Stated problem: Repeat the records exactly. Every line must match.

============================================================

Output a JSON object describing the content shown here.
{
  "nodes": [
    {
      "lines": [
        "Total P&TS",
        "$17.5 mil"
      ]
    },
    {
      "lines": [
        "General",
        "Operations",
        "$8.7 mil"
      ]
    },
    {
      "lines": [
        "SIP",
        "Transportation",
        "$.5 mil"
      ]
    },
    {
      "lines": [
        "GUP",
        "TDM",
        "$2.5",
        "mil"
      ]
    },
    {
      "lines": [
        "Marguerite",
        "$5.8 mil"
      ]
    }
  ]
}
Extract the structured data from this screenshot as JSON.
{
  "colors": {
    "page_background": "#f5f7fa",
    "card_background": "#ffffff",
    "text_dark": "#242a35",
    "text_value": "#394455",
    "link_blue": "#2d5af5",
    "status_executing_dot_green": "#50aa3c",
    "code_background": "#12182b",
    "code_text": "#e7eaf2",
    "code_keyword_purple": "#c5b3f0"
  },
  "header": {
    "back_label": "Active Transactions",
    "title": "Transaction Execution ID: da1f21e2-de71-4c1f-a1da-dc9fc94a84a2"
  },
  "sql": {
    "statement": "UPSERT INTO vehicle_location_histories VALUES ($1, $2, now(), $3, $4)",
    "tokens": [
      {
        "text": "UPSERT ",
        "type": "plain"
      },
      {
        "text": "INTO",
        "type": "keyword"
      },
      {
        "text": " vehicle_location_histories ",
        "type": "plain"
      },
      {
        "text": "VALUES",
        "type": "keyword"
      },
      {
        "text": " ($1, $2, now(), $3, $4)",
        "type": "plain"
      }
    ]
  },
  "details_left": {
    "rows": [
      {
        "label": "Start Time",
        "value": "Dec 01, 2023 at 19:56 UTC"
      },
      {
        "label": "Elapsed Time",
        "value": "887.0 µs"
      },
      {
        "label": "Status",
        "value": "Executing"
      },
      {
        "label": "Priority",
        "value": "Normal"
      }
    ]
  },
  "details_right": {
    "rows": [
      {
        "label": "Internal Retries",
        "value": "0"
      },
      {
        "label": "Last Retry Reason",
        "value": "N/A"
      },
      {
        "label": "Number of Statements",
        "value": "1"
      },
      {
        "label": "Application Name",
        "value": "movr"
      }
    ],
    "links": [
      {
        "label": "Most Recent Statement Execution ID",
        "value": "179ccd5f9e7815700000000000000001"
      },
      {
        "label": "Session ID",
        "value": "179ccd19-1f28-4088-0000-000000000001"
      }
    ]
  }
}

============================================================

In response:
Output a JSON object describing the content shown here.
{
  "nodes": [
    {
      "lines": [
        "Total P&TS",
        "$17.5 mil"
      ]
    },
    {
      "lines": [
        "General",
        "Operations",
        "$8.7 mil"
      ]
    },
    {
      "lines": [
        "SIP",
        "Transportation",
        "$.5 mil"
      ]
    },
    {
      "lines": [
        "GUP",
        "TDM",
        "$2.5",
        "mil"
      ]
    },
    {
      "lines": [
        "Marguerite",
        "$5.8 mil"
      ]
    }
  ]
}
Extract the structured data from this screenshot as JSON.
{
  "colors": {
    "page_background": "#f5f7fa",
    "card_background": "#ffffff",
    "text_dark": "#242a35",
    "text_value": "#394455",
    "link_blue": "#2d5af5",
    "status_executing_dot_green": "#50aa3c",
    "code_background": "#12182b",
    "code_text": "#e7eaf2",
    "code_keyword_purple": "#c5b3f0"
  },
  "header": {
    "back_label": "Active Transactions",
    "title": "Transaction Execution ID: da1f21e2-de71-4c1f-a1da-dc9fc94a84a2"
  },
  "sql": {
    "statement": "UPSERT INTO vehicle_location_histories VALUES ($1, $2, now(), $3, $4)",
    "tokens": [
      {
        "text": "UPSERT ",
        "type": "plain"
      },
      {
        "text": "INTO",
        "type": "keyword"
      },
      {
        "text": " vehicle_location_histories ",
        "type": "plain"
      },
      {
        "text": "VALUES",
        "type": "keyword"
      },
      {
        "text": " ($1, $2, now(), $3, $4)",
        "type": "plain"
      }
    ]
  },
  "details_left": {
    "rows": [
      {
        "label": "Start Time",
        "value": "Dec 01, 2023 at 19:56 UTC"
      },
      {
        "label": "Elapsed Time",
        "value": "887.0 µs"
      },
      {
        "label": "Status",
        "value": "Executing"
      },
      {
        "label": "Priority",
        "value": "Normal"
      }
    ]
  },
  "details_right": {
    "rows": [
      {
        "label": "Internal Retries",
        "value": "0"
      },
      {
        "label": "Last Retry Reason",
        "value": "N/A"
      },
      {
        "label": "Number of Statements",
        "value": "1"
      },
      {
        "label": "Application Name",
        "value": "movr"
      }
    ],
    "links": [
      {
        "label": "Most Recent Statement Execution ID",
        "value": "179ccd5f9e7815700000000000000001"
      },
      {
        "label": "Session ID",
        "value": "179ccd19-1f28-4088-0000-000000000001"
      }
    ]
  }
}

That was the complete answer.